### AVAILABLE DATA
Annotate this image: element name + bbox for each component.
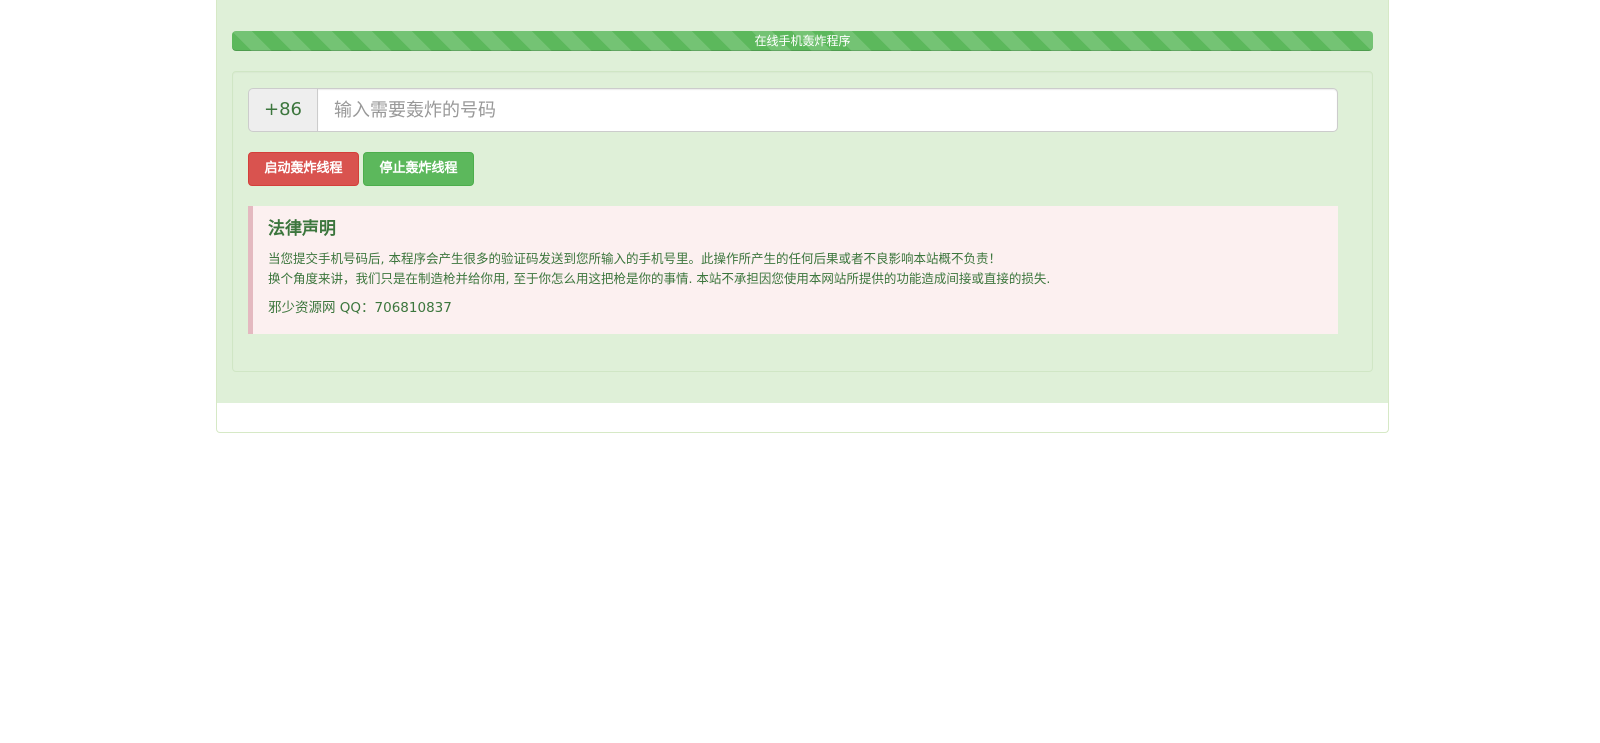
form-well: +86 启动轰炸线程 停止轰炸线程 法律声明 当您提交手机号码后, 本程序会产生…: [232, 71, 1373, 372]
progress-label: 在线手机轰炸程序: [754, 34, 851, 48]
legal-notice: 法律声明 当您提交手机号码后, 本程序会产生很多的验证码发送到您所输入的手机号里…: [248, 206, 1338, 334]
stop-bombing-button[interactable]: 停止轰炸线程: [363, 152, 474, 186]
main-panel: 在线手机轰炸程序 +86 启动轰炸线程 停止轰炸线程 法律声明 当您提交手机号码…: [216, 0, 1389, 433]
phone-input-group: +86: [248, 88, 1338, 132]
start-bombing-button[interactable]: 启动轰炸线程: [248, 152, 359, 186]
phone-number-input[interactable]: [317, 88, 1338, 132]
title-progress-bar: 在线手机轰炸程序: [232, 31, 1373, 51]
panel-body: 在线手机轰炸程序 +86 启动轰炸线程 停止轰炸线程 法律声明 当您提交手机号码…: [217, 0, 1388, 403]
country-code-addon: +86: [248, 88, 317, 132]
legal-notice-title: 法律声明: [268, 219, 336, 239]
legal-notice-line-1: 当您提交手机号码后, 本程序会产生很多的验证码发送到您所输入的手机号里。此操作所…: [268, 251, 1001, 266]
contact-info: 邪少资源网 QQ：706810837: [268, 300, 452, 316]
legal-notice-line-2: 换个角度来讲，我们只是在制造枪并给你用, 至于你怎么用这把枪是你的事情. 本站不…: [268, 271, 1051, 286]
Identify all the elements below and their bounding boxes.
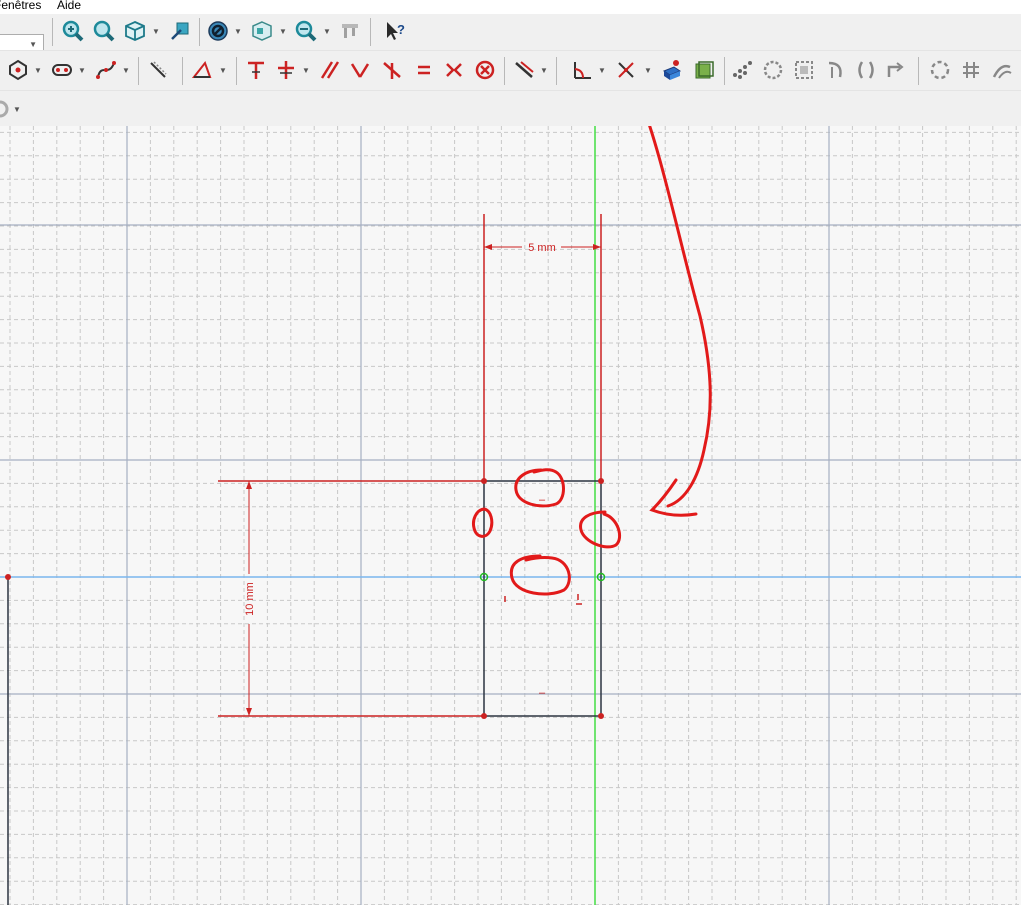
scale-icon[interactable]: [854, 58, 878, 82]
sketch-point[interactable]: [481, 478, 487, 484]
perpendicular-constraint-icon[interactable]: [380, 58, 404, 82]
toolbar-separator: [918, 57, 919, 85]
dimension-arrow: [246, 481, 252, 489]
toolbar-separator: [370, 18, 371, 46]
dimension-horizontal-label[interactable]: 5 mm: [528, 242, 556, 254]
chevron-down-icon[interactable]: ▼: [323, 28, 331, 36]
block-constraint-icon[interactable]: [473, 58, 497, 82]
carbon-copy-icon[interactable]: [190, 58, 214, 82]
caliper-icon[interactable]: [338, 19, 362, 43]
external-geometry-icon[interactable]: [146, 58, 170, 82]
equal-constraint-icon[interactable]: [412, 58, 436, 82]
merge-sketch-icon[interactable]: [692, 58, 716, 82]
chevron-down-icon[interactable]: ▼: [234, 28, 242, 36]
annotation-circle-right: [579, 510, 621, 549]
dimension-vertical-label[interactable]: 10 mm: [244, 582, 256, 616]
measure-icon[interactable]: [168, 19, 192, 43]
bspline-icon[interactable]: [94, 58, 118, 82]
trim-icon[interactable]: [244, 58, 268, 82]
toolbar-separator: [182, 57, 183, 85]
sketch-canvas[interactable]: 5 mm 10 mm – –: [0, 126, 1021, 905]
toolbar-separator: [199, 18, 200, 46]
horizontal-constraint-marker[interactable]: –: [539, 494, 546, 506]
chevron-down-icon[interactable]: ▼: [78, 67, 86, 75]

### WHAT YOU ARE ASKED TO DO
Copy out the entries from the line containing "form-well: +86 启动轰炸线程" through the line containing "title-progress-bar: 在线手机轰炸程序: [232, 31, 1373, 51]", including both of those lines, without any changes.

### CORRECT ANSWER
form-well: +86 启动轰炸线程 停止轰炸线程 法律声明 当您提交手机号码后, 本程序会产生…: [232, 71, 1373, 372]
progress-label: 在线手机轰炸程序: [754, 34, 851, 48]
legal-notice: 法律声明 当您提交手机号码后, 本程序会产生很多的验证码发送到您所输入的手机号里…: [248, 206, 1338, 334]
stop-bombing-button[interactable]: 停止轰炸线程: [363, 152, 474, 186]
main-panel: 在线手机轰炸程序 +86 启动轰炸线程 停止轰炸线程 法律声明 当您提交手机号码…: [216, 0, 1389, 433]
phone-input-group: +86: [248, 88, 1338, 132]
start-bombing-button[interactable]: 启动轰炸线程: [248, 152, 359, 186]
phone-number-input[interactable]: [317, 88, 1338, 132]
title-progress-bar: 在线手机轰炸程序: [232, 31, 1373, 51]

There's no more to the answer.